[Dataset records on visual material]
** START **

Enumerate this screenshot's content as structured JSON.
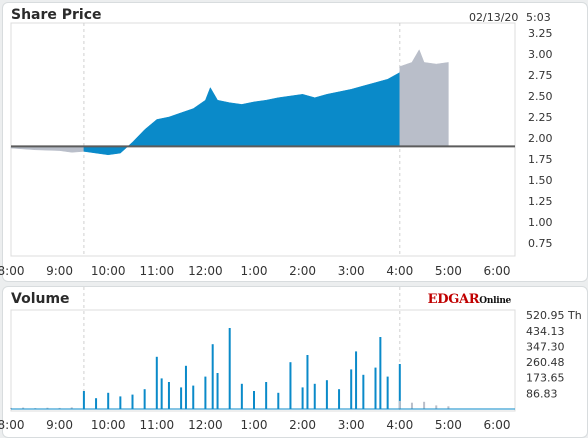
{
  "price_panel": {
    "title": "Share Price",
    "date": "02/13/20",
    "time": "5:03"
  },
  "volume_panel": {
    "title": "Volume",
    "brand_main": "EDGAR",
    "brand_sub": "Online"
  },
  "colors": {
    "regular_session": "#0a8ac9",
    "extended_hours": "#b9bec9",
    "baseline": "#5c5c5c",
    "gridline": "#d0d0d0"
  },
  "chart_data": [
    {
      "type": "area",
      "title": "Share Price",
      "x_ticks": [
        "8:00",
        "9:00",
        "10:00",
        "11:00",
        "12:00",
        "1:00",
        "2:00",
        "3:00",
        "4:00",
        "5:00",
        "6:00"
      ],
      "y_ticks": [
        "0.75",
        "1.00",
        "1.25",
        "1.50",
        "1.75",
        "2.00",
        "2.25",
        "2.50",
        "2.75",
        "3.00",
        "3.25"
      ],
      "ylim": [
        0.75,
        3.25
      ],
      "baseline": 1.9,
      "grid": "vertical dashed at 9:30 and 4:00",
      "series": [
        {
          "session": "pre-market",
          "x": [
            8.0,
            8.5,
            9.0,
            9.25,
            9.5
          ],
          "values": [
            1.88,
            1.86,
            1.85,
            1.83,
            1.84
          ]
        },
        {
          "session": "regular",
          "x": [
            9.5,
            9.75,
            10.0,
            10.25,
            10.5,
            10.75,
            11.0,
            11.25,
            11.5,
            11.75,
            12.0,
            12.1,
            12.25,
            12.5,
            12.75,
            13.0,
            13.25,
            13.5,
            13.75,
            14.0,
            14.25,
            14.5,
            14.75,
            15.0,
            15.25,
            15.5,
            15.75,
            16.0
          ],
          "values": [
            1.84,
            1.82,
            1.8,
            1.82,
            1.95,
            2.1,
            2.22,
            2.25,
            2.3,
            2.35,
            2.45,
            2.6,
            2.45,
            2.42,
            2.4,
            2.43,
            2.45,
            2.48,
            2.5,
            2.52,
            2.48,
            2.52,
            2.55,
            2.58,
            2.62,
            2.66,
            2.7,
            2.78
          ]
        },
        {
          "session": "after-hours",
          "x": [
            16.0,
            16.25,
            16.4,
            16.5,
            16.75,
            17.0
          ],
          "values": [
            2.85,
            2.9,
            3.05,
            2.9,
            2.88,
            2.9
          ]
        }
      ]
    },
    {
      "type": "bar",
      "title": "Volume",
      "x_ticks": [
        "8:00",
        "9:00",
        "10:00",
        "11:00",
        "12:00",
        "1:00",
        "2:00",
        "3:00",
        "4:00",
        "5:00",
        "6:00"
      ],
      "y_ticks": [
        "86.83",
        "173.65",
        "260.48",
        "347.30",
        "434.13",
        "520.95 Th"
      ],
      "ylim": [
        0,
        520.95
      ],
      "unit": "Th",
      "series": [
        {
          "session": "pre-market",
          "x": [
            8.0,
            8.25,
            8.5,
            8.75,
            9.0,
            9.25
          ],
          "values": [
            6,
            8,
            5,
            7,
            6,
            9
          ]
        },
        {
          "session": "regular",
          "x": [
            9.5,
            9.75,
            10.0,
            10.25,
            10.5,
            10.75,
            11.0,
            11.1,
            11.25,
            11.5,
            11.6,
            11.75,
            12.0,
            12.15,
            12.25,
            12.5,
            12.75,
            13.0,
            13.25,
            13.5,
            13.75,
            14.0,
            14.1,
            14.25,
            14.5,
            14.75,
            15.0,
            15.1,
            15.25,
            15.5,
            15.6,
            15.75,
            16.0
          ],
          "values": [
            100,
            60,
            90,
            70,
            80,
            110,
            290,
            170,
            150,
            120,
            240,
            130,
            180,
            360,
            200,
            450,
            140,
            100,
            150,
            90,
            260,
            120,
            300,
            140,
            160,
            110,
            220,
            320,
            190,
            230,
            400,
            180,
            250
          ]
        },
        {
          "session": "after-hours",
          "x": [
            16.0,
            16.25,
            16.5,
            16.75,
            17.0
          ],
          "values": [
            45,
            35,
            40,
            20,
            15
          ]
        }
      ]
    }
  ]
}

** END **

**GOAL**
Every entry above should be duplicated exactly. Do not include the images.

**RESPONSE TO THIS TASK**
Enumerate this screenshot's content as structured JSON.
{
  "price_panel": {
    "title": "Share Price",
    "date": "02/13/20",
    "time": "5:03"
  },
  "volume_panel": {
    "title": "Volume",
    "brand_main": "EDGAR",
    "brand_sub": "Online"
  },
  "colors": {
    "regular_session": "#0a8ac9",
    "extended_hours": "#b9bec9",
    "baseline": "#5c5c5c",
    "gridline": "#d0d0d0"
  },
  "chart_data": [
    {
      "type": "area",
      "title": "Share Price",
      "x_ticks": [
        "8:00",
        "9:00",
        "10:00",
        "11:00",
        "12:00",
        "1:00",
        "2:00",
        "3:00",
        "4:00",
        "5:00",
        "6:00"
      ],
      "y_ticks": [
        "0.75",
        "1.00",
        "1.25",
        "1.50",
        "1.75",
        "2.00",
        "2.25",
        "2.50",
        "2.75",
        "3.00",
        "3.25"
      ],
      "ylim": [
        0.75,
        3.25
      ],
      "baseline": 1.9,
      "grid": "vertical dashed at 9:30 and 4:00",
      "series": [
        {
          "session": "pre-market",
          "x": [
            8.0,
            8.5,
            9.0,
            9.25,
            9.5
          ],
          "values": [
            1.88,
            1.86,
            1.85,
            1.83,
            1.84
          ]
        },
        {
          "session": "regular",
          "x": [
            9.5,
            9.75,
            10.0,
            10.25,
            10.5,
            10.75,
            11.0,
            11.25,
            11.5,
            11.75,
            12.0,
            12.1,
            12.25,
            12.5,
            12.75,
            13.0,
            13.25,
            13.5,
            13.75,
            14.0,
            14.25,
            14.5,
            14.75,
            15.0,
            15.25,
            15.5,
            15.75,
            16.0
          ],
          "values": [
            1.84,
            1.82,
            1.8,
            1.82,
            1.95,
            2.1,
            2.22,
            2.25,
            2.3,
            2.35,
            2.45,
            2.6,
            2.45,
            2.42,
            2.4,
            2.43,
            2.45,
            2.48,
            2.5,
            2.52,
            2.48,
            2.52,
            2.55,
            2.58,
            2.62,
            2.66,
            2.7,
            2.78
          ]
        },
        {
          "session": "after-hours",
          "x": [
            16.0,
            16.25,
            16.4,
            16.5,
            16.75,
            17.0
          ],
          "values": [
            2.85,
            2.9,
            3.05,
            2.9,
            2.88,
            2.9
          ]
        }
      ]
    },
    {
      "type": "bar",
      "title": "Volume",
      "x_ticks": [
        "8:00",
        "9:00",
        "10:00",
        "11:00",
        "12:00",
        "1:00",
        "2:00",
        "3:00",
        "4:00",
        "5:00",
        "6:00"
      ],
      "y_ticks": [
        "86.83",
        "173.65",
        "260.48",
        "347.30",
        "434.13",
        "520.95 Th"
      ],
      "ylim": [
        0,
        520.95
      ],
      "unit": "Th",
      "series": [
        {
          "session": "pre-market",
          "x": [
            8.0,
            8.25,
            8.5,
            8.75,
            9.0,
            9.25
          ],
          "values": [
            6,
            8,
            5,
            7,
            6,
            9
          ]
        },
        {
          "session": "regular",
          "x": [
            9.5,
            9.75,
            10.0,
            10.25,
            10.5,
            10.75,
            11.0,
            11.1,
            11.25,
            11.5,
            11.6,
            11.75,
            12.0,
            12.15,
            12.25,
            12.5,
            12.75,
            13.0,
            13.25,
            13.5,
            13.75,
            14.0,
            14.1,
            14.25,
            14.5,
            14.75,
            15.0,
            15.1,
            15.25,
            15.5,
            15.6,
            15.75,
            16.0
          ],
          "values": [
            100,
            60,
            90,
            70,
            80,
            110,
            290,
            170,
            150,
            120,
            240,
            130,
            180,
            360,
            200,
            450,
            140,
            100,
            150,
            90,
            260,
            120,
            300,
            140,
            160,
            110,
            220,
            320,
            190,
            230,
            400,
            180,
            250
          ]
        },
        {
          "session": "after-hours",
          "x": [
            16.0,
            16.25,
            16.5,
            16.75,
            17.0
          ],
          "values": [
            45,
            35,
            40,
            20,
            15
          ]
        }
      ]
    }
  ]
}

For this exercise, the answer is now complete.